**PROBLEM**
Leave out the pictures and copy everything else in the entries exactly.

□ □ □ □

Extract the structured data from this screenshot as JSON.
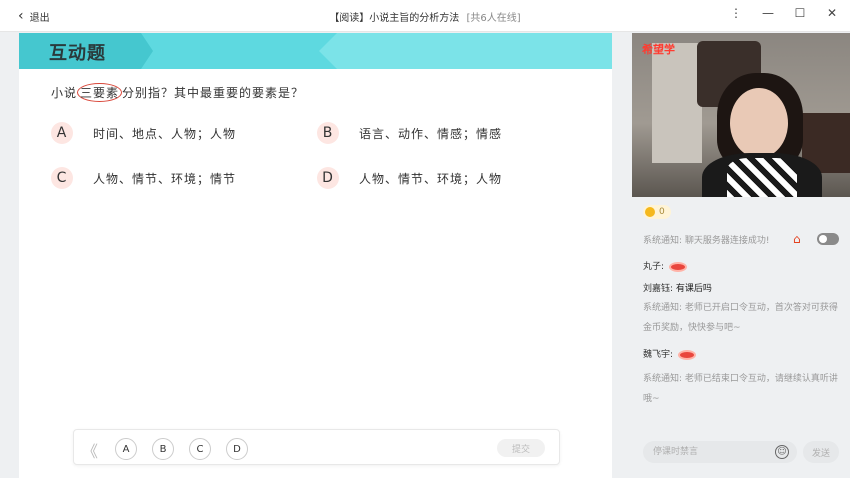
{
  "titlebar": {
    "back_label": "退出",
    "title": "【阅读】小说主旨的分析方法",
    "online": "[共6人在线]",
    "menu_glyph": "⋮",
    "minimize_glyph": "—",
    "maximize_glyph": "☐",
    "close_glyph": "✕"
  },
  "stage": {
    "banner_label": "互动题",
    "question_pre": "小说",
    "question_marked": "三要素",
    "question_post": "分别指？其中最重要的要素是？",
    "options": [
      {
        "letter": "A",
        "text": "时间、地点、人物；人物"
      },
      {
        "letter": "B",
        "text": "语言、动作、情感；情感"
      },
      {
        "letter": "C",
        "text": "人物、情节、环境；情节"
      },
      {
        "letter": "D",
        "text": "人物、情节、环境；人物"
      }
    ],
    "answer_bar": {
      "collapse_glyph": "《",
      "choices": [
        "A",
        "B",
        "C",
        "D"
      ],
      "submit_label": "提交"
    }
  },
  "sidebar": {
    "video_brand": "希望学",
    "coin_count": "0",
    "chat": {
      "system_connect": "系统通知: 聊天服务器连接成功!",
      "user1_name": "丸子:",
      "user2_name": "刘嘉钰:",
      "user2_msg": "有课后吗",
      "system_open": "系统通知: 老师已开启口令互动，首次答对可获得金币奖励，快快参与吧~",
      "user3_name": "魏飞宇:",
      "system_close": "系统通知: 老师已结束口令互动，请继续认真听讲哦~"
    },
    "input_placeholder": "停课时禁言",
    "send_label": "发送"
  },
  "colors": {
    "banner": "#5ed9e0",
    "option_badge": "#fde6e2",
    "highlight_ring": "#d9473a"
  }
}
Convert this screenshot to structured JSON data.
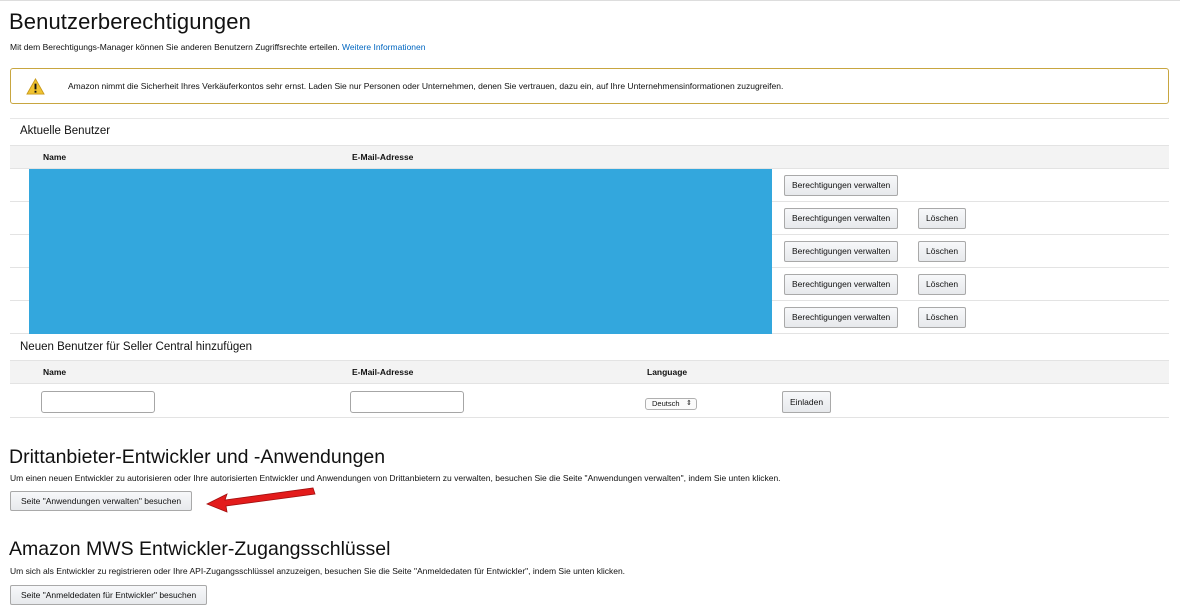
{
  "page": {
    "title": "Benutzerberechtigungen",
    "intro": "Mit dem Berechtigungs-Manager können Sie anderen Benutzern Zugriffsrechte erteilen.",
    "more_link": "Weitere Informationen"
  },
  "alert": {
    "icon": "warning-icon",
    "message": "Amazon nimmt die Sicherheit Ihres Verkäuferkontos sehr ernst. Laden Sie nur Personen oder Unternehmen, denen Sie vertrauen, dazu ein, auf Ihre Unternehmensinformationen zuzugreifen."
  },
  "current_users": {
    "heading": "Aktuelle Benutzer",
    "columns": {
      "name": "Name",
      "email": "E-Mail-Adresse"
    },
    "rows": [
      {
        "manage": "Berechtigungen verwalten",
        "delete": ""
      },
      {
        "manage": "Berechtigungen verwalten",
        "delete": "Löschen"
      },
      {
        "manage": "Berechtigungen verwalten",
        "delete": "Löschen"
      },
      {
        "manage": "Berechtigungen verwalten",
        "delete": "Löschen"
      },
      {
        "manage": "Berechtigungen verwalten",
        "delete": "Löschen"
      }
    ],
    "redaction_color": "#33a7dd"
  },
  "add_user": {
    "heading": "Neuen Benutzer für Seller Central hinzufügen",
    "columns": {
      "name": "Name",
      "email": "E-Mail-Adresse",
      "language": "Language"
    },
    "name_value": "",
    "email_value": "",
    "language_selected": "Deutsch",
    "invite_button": "Einladen"
  },
  "third_party": {
    "heading": "Drittanbieter-Entwickler und -Anwendungen",
    "description": "Um einen neuen Entwickler zu autorisieren oder Ihre autorisierten Entwickler und Anwendungen von Drittanbietern zu verwalten, besuchen Sie die Seite \"Anwendungen verwalten\", indem Sie unten klicken.",
    "button": "Seite \"Anwendungen verwalten\" besuchen",
    "annotation_color": "#e31b1b"
  },
  "mws": {
    "heading": "Amazon MWS Entwickler-Zugangsschlüssel",
    "description": "Um sich als Entwickler zu registrieren oder Ihre API-Zugangsschlüssel anzuzeigen, besuchen Sie die Seite \"Anmeldedaten für Entwickler\", indem Sie unten klicken.",
    "button": "Seite \"Anmeldedaten für Entwickler\" besuchen"
  },
  "colors": {
    "link": "#0066c0",
    "alert_border": "#c8a640",
    "header_bg": "#f3f3f3"
  }
}
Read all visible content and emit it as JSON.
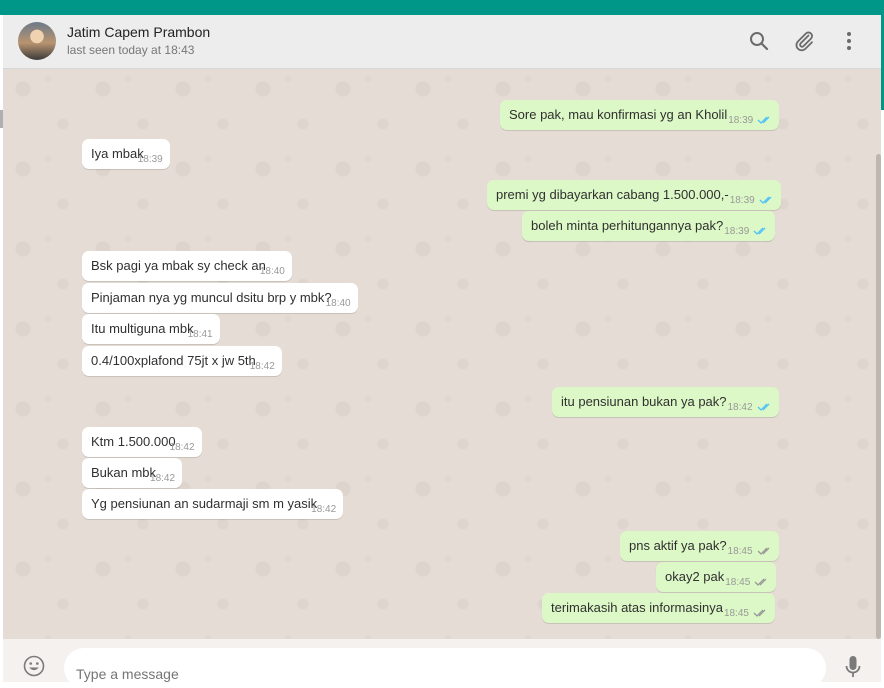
{
  "header": {
    "contact_name": "Jatim Capem Prambon",
    "last_seen": "last seen today at 18:43",
    "icons": [
      "search-icon",
      "attach-icon",
      "menu-icon"
    ]
  },
  "messages": [
    {
      "dir": "out",
      "text": "Sore pak, mau konfirmasi yg an Kholil",
      "time": "18:39",
      "status": "read"
    },
    {
      "dir": "in",
      "text": "Iya mbak",
      "time": "18:39"
    },
    {
      "dir": "out",
      "text": "premi yg dibayarkan cabang 1.500.000,-",
      "time": "18:39",
      "status": "read"
    },
    {
      "dir": "out",
      "text": "boleh minta perhitungannya pak?",
      "time": "18:39",
      "status": "read"
    },
    {
      "dir": "in",
      "text": "Bsk pagi ya mbak sy check an",
      "time": "18:40"
    },
    {
      "dir": "in",
      "text": "Pinjaman nya yg muncul dsitu brp y mbk?",
      "time": "18:40"
    },
    {
      "dir": "in",
      "text": "Itu multiguna mbk",
      "time": "18:41"
    },
    {
      "dir": "in",
      "text": "0.4/100xplafond 75jt x jw 5th",
      "time": "18:42"
    },
    {
      "dir": "out",
      "text": "itu pensiunan bukan ya pak?",
      "time": "18:42",
      "status": "read"
    },
    {
      "dir": "in",
      "text": "Ktm 1.500.000",
      "time": "18:42"
    },
    {
      "dir": "in",
      "text": "Bukan mbk",
      "time": "18:42"
    },
    {
      "dir": "in",
      "text": "Yg pensiunan an sudarmaji sm m yasik",
      "time": "18:42"
    },
    {
      "dir": "out",
      "text": "pns aktif ya pak?",
      "time": "18:45",
      "status": "delivered"
    },
    {
      "dir": "out",
      "text": "okay2 pak",
      "time": "18:45",
      "status": "delivered"
    },
    {
      "dir": "out",
      "text": "terimakasih atas informasinya",
      "time": "18:45",
      "status": "delivered"
    }
  ],
  "composer": {
    "placeholder": "Type a message"
  },
  "colors": {
    "accent": "#009688",
    "outgoing_bubble": "#dcf8c6",
    "incoming_bubble": "#ffffff",
    "chat_background": "#e5ddd5",
    "read_check": "#4fc3f7",
    "delivered_check": "#999999"
  }
}
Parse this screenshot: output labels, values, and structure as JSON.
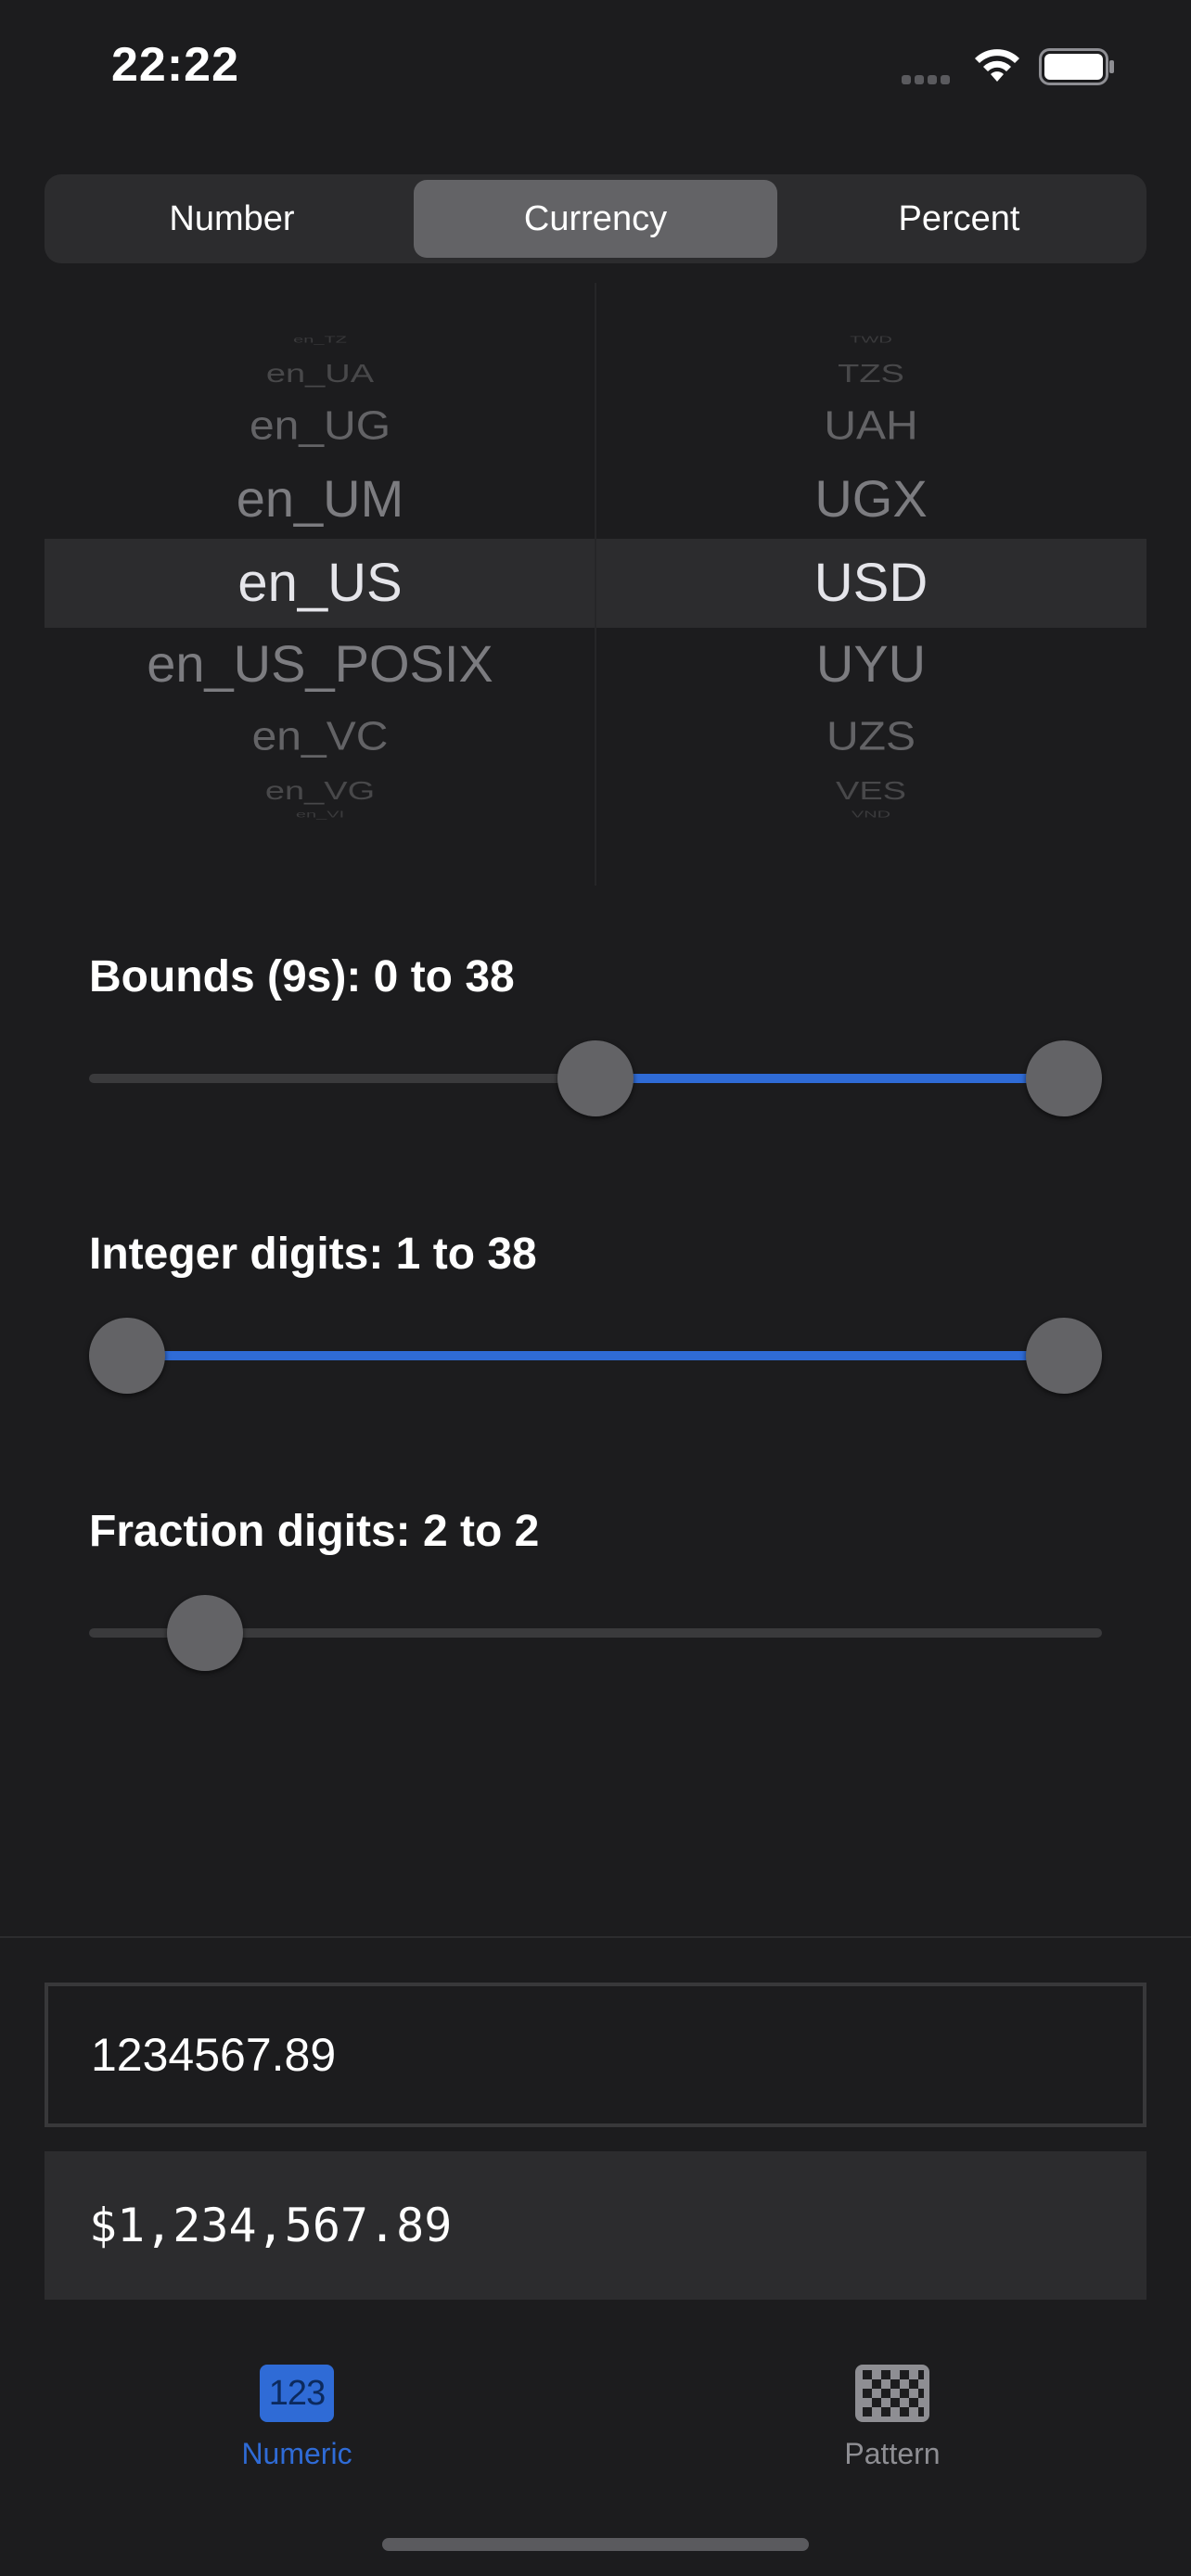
{
  "status_bar": {
    "time": "22:22"
  },
  "segmented_control": {
    "options": [
      "Number",
      "Currency",
      "Percent"
    ],
    "selected": "Currency"
  },
  "picker": {
    "locales": [
      "en_TZ",
      "en_UA",
      "en_UG",
      "en_UM",
      "en_US",
      "en_US_POSIX",
      "en_VC",
      "en_VG",
      "en_VI"
    ],
    "currencies": [
      "TWD",
      "TZS",
      "UAH",
      "UGX",
      "USD",
      "UYU",
      "UZS",
      "VES",
      "VND"
    ],
    "selected_locale": "en_US",
    "selected_currency": "USD"
  },
  "sliders": {
    "bounds": {
      "label": "Bounds (9s): 0 to 38",
      "lower_fraction": 0.5,
      "upper_fraction": 1.0
    },
    "integer_digits": {
      "label": "Integer digits: 1 to 38",
      "lower_fraction": 0.0,
      "upper_fraction": 1.0
    },
    "fraction_digits": {
      "label": "Fraction digits: 2 to 2",
      "value_fraction": 0.083
    }
  },
  "input": {
    "value": "1234567.89"
  },
  "output": {
    "value": "$1,234,567.89"
  },
  "tab_bar": {
    "numeric": {
      "label": "Numeric",
      "icon_text": "123"
    },
    "pattern": {
      "label": "Pattern"
    },
    "active": "Numeric"
  },
  "colors": {
    "accent": "#2f6bd6",
    "background": "#1c1c1e",
    "thumb": "#636366"
  }
}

□ □ □ □

**RESULT FOR THIS TASK**
Extract the structured data from this screenshot as JSON.
{
  "titlebar": {
    "back_label": "退出",
    "title": "【阅读】小说主旨的分析方法",
    "online": "[共6人在线]",
    "menu_glyph": "⋮",
    "minimize_glyph": "—",
    "maximize_glyph": "☐",
    "close_glyph": "✕"
  },
  "stage": {
    "banner_label": "互动题",
    "question_pre": "小说",
    "question_marked": "三要素",
    "question_post": "分别指？其中最重要的要素是？",
    "options": [
      {
        "letter": "A",
        "text": "时间、地点、人物；人物"
      },
      {
        "letter": "B",
        "text": "语言、动作、情感；情感"
      },
      {
        "letter": "C",
        "text": "人物、情节、环境；情节"
      },
      {
        "letter": "D",
        "text": "人物、情节、环境；人物"
      }
    ],
    "answer_bar": {
      "collapse_glyph": "《",
      "choices": [
        "A",
        "B",
        "C",
        "D"
      ],
      "submit_label": "提交"
    }
  },
  "sidebar": {
    "video_brand": "希望学",
    "coin_count": "0",
    "chat": {
      "system_connect": "系统通知: 聊天服务器连接成功!",
      "user1_name": "丸子:",
      "user2_name": "刘嘉钰:",
      "user2_msg": "有课后吗",
      "system_open": "系统通知: 老师已开启口令互动，首次答对可获得金币奖励，快快参与吧~",
      "user3_name": "魏飞宇:",
      "system_close": "系统通知: 老师已结束口令互动，请继续认真听讲哦~"
    },
    "input_placeholder": "停课时禁言",
    "send_label": "发送"
  },
  "colors": {
    "banner": "#5ed9e0",
    "option_badge": "#fde6e2",
    "highlight_ring": "#d9473a"
  }
}
Convert this screenshot to structured JSON data.
{
  "page": {
    "title": "Benutzerberechtigungen",
    "intro": "Mit dem Berechtigungs-Manager können Sie anderen Benutzern Zugriffsrechte erteilen.",
    "more_link": "Weitere Informationen"
  },
  "alert": {
    "icon": "warning-icon",
    "message": "Amazon nimmt die Sicherheit Ihres Verkäuferkontos sehr ernst. Laden Sie nur Personen oder Unternehmen, denen Sie vertrauen, dazu ein, auf Ihre Unternehmensinformationen zuzugreifen."
  },
  "current_users": {
    "heading": "Aktuelle Benutzer",
    "columns": {
      "name": "Name",
      "email": "E-Mail-Adresse"
    },
    "rows": [
      {
        "manage": "Berechtigungen verwalten",
        "delete": ""
      },
      {
        "manage": "Berechtigungen verwalten",
        "delete": "Löschen"
      },
      {
        "manage": "Berechtigungen verwalten",
        "delete": "Löschen"
      },
      {
        "manage": "Berechtigungen verwalten",
        "delete": "Löschen"
      },
      {
        "manage": "Berechtigungen verwalten",
        "delete": "Löschen"
      }
    ],
    "redaction_color": "#33a7dd"
  },
  "add_user": {
    "heading": "Neuen Benutzer für Seller Central hinzufügen",
    "columns": {
      "name": "Name",
      "email": "E-Mail-Adresse",
      "language": "Language"
    },
    "name_value": "",
    "email_value": "",
    "language_selected": "Deutsch",
    "invite_button": "Einladen"
  },
  "third_party": {
    "heading": "Drittanbieter-Entwickler und -Anwendungen",
    "description": "Um einen neuen Entwickler zu autorisieren oder Ihre autorisierten Entwickler und Anwendungen von Drittanbietern zu verwalten, besuchen Sie die Seite \"Anwendungen verwalten\", indem Sie unten klicken.",
    "button": "Seite \"Anwendungen verwalten\" besuchen",
    "annotation_color": "#e31b1b"
  },
  "mws": {
    "heading": "Amazon MWS Entwickler-Zugangsschlüssel",
    "description": "Um sich als Entwickler zu registrieren oder Ihre API-Zugangsschlüssel anzuzeigen, besuchen Sie die Seite \"Anmeldedaten für Entwickler\", indem Sie unten klicken.",
    "button": "Seite \"Anmeldedaten für Entwickler\" besuchen"
  },
  "colors": {
    "link": "#0066c0",
    "alert_border": "#c8a640",
    "header_bg": "#f3f3f3"
  }
}
Read all visible content and emit it as JSON.
{
  "header": {
    "contact_name": "Jatim Capem Prambon",
    "last_seen": "last seen today at 18:43",
    "icons": [
      "search-icon",
      "attach-icon",
      "menu-icon"
    ]
  },
  "messages": [
    {
      "dir": "out",
      "text": "Sore pak, mau konfirmasi yg an Kholil",
      "time": "18:39",
      "status": "read"
    },
    {
      "dir": "in",
      "text": "Iya mbak",
      "time": "18:39"
    },
    {
      "dir": "out",
      "text": "premi yg dibayarkan cabang 1.500.000,-",
      "time": "18:39",
      "status": "read"
    },
    {
      "dir": "out",
      "text": "boleh minta perhitungannya pak?",
      "time": "18:39",
      "status": "read"
    },
    {
      "dir": "in",
      "text": "Bsk pagi ya mbak sy check an",
      "time": "18:40"
    },
    {
      "dir": "in",
      "text": "Pinjaman nya yg muncul dsitu brp y mbk?",
      "time": "18:40"
    },
    {
      "dir": "in",
      "text": "Itu multiguna mbk",
      "time": "18:41"
    },
    {
      "dir": "in",
      "text": "0.4/100xplafond 75jt x jw 5th",
      "time": "18:42"
    },
    {
      "dir": "out",
      "text": "itu pensiunan bukan ya pak?",
      "time": "18:42",
      "status": "read"
    },
    {
      "dir": "in",
      "text": "Ktm 1.500.000",
      "time": "18:42"
    },
    {
      "dir": "in",
      "text": "Bukan mbk",
      "time": "18:42"
    },
    {
      "dir": "in",
      "text": "Yg pensiunan an sudarmaji sm m yasik",
      "time": "18:42"
    },
    {
      "dir": "out",
      "text": "pns aktif ya pak?",
      "time": "18:45",
      "status": "delivered"
    },
    {
      "dir": "out",
      "text": "okay2 pak",
      "time": "18:45",
      "status": "delivered"
    },
    {
      "dir": "out",
      "text": "terimakasih atas informasinya",
      "time": "18:45",
      "status": "delivered"
    }
  ],
  "composer": {
    "placeholder": "Type a message"
  },
  "colors": {
    "accent": "#009688",
    "outgoing_bubble": "#dcf8c6",
    "incoming_bubble": "#ffffff",
    "chat_background": "#e5ddd5",
    "read_check": "#4fc3f7",
    "delivered_check": "#999999"
  }
}
Parse this screenshot: output labels, values, and structure as JSON.
{
  "status_bar": {
    "time": "22:22"
  },
  "segmented_control": {
    "options": [
      "Number",
      "Currency",
      "Percent"
    ],
    "selected": "Currency"
  },
  "picker": {
    "locales": [
      "en_TZ",
      "en_UA",
      "en_UG",
      "en_UM",
      "en_US",
      "en_US_POSIX",
      "en_VC",
      "en_VG",
      "en_VI"
    ],
    "currencies": [
      "TWD",
      "TZS",
      "UAH",
      "UGX",
      "USD",
      "UYU",
      "UZS",
      "VES",
      "VND"
    ],
    "selected_locale": "en_US",
    "selected_currency": "USD"
  },
  "sliders": {
    "bounds": {
      "label": "Bounds (9s): 0 to 38",
      "lower_fraction": 0.5,
      "upper_fraction": 1.0
    },
    "integer_digits": {
      "label": "Integer digits: 1 to 38",
      "lower_fraction": 0.0,
      "upper_fraction": 1.0
    },
    "fraction_digits": {
      "label": "Fraction digits: 2 to 2",
      "value_fraction": 0.083
    }
  },
  "input": {
    "value": "1234567.89"
  },
  "output": {
    "value": "$1,234,567.89"
  },
  "tab_bar": {
    "numeric": {
      "label": "Numeric",
      "icon_text": "123"
    },
    "pattern": {
      "label": "Pattern"
    },
    "active": "Numeric"
  },
  "colors": {
    "accent": "#2f6bd6",
    "background": "#1c1c1e",
    "thumb": "#636366"
  }
}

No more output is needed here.